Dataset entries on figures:
● ● ●

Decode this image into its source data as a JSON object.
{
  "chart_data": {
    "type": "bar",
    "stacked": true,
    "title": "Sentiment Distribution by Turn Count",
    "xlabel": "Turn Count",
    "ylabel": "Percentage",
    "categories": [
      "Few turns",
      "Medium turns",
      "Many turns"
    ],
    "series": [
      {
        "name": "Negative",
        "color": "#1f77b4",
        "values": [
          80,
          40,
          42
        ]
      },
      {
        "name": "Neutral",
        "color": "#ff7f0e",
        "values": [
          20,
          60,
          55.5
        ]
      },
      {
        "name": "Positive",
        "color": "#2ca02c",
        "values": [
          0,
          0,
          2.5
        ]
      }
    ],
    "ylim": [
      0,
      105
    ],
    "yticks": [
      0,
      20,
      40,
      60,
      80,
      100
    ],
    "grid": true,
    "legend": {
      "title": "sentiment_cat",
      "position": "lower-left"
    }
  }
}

● ● ●

### Problem to solve:
Every record above needs to be repeated word for word.

### The solution:
Decode this image into its source data as a JSON object.
{
  "chart_data": {
    "type": "bar",
    "stacked": true,
    "title": "Sentiment Distribution by Turn Count",
    "xlabel": "Turn Count",
    "ylabel": "Percentage",
    "categories": [
      "Few turns",
      "Medium turns",
      "Many turns"
    ],
    "series": [
      {
        "name": "Negative",
        "color": "#1f77b4",
        "values": [
          80,
          40,
          42
        ]
      },
      {
        "name": "Neutral",
        "color": "#ff7f0e",
        "values": [
          20,
          60,
          55.5
        ]
      },
      {
        "name": "Positive",
        "color": "#2ca02c",
        "values": [
          0,
          0,
          2.5
        ]
      }
    ],
    "ylim": [
      0,
      105
    ],
    "yticks": [
      0,
      20,
      40,
      60,
      80,
      100
    ],
    "grid": true,
    "legend": {
      "title": "sentiment_cat",
      "position": "lower-left"
    }
  }
}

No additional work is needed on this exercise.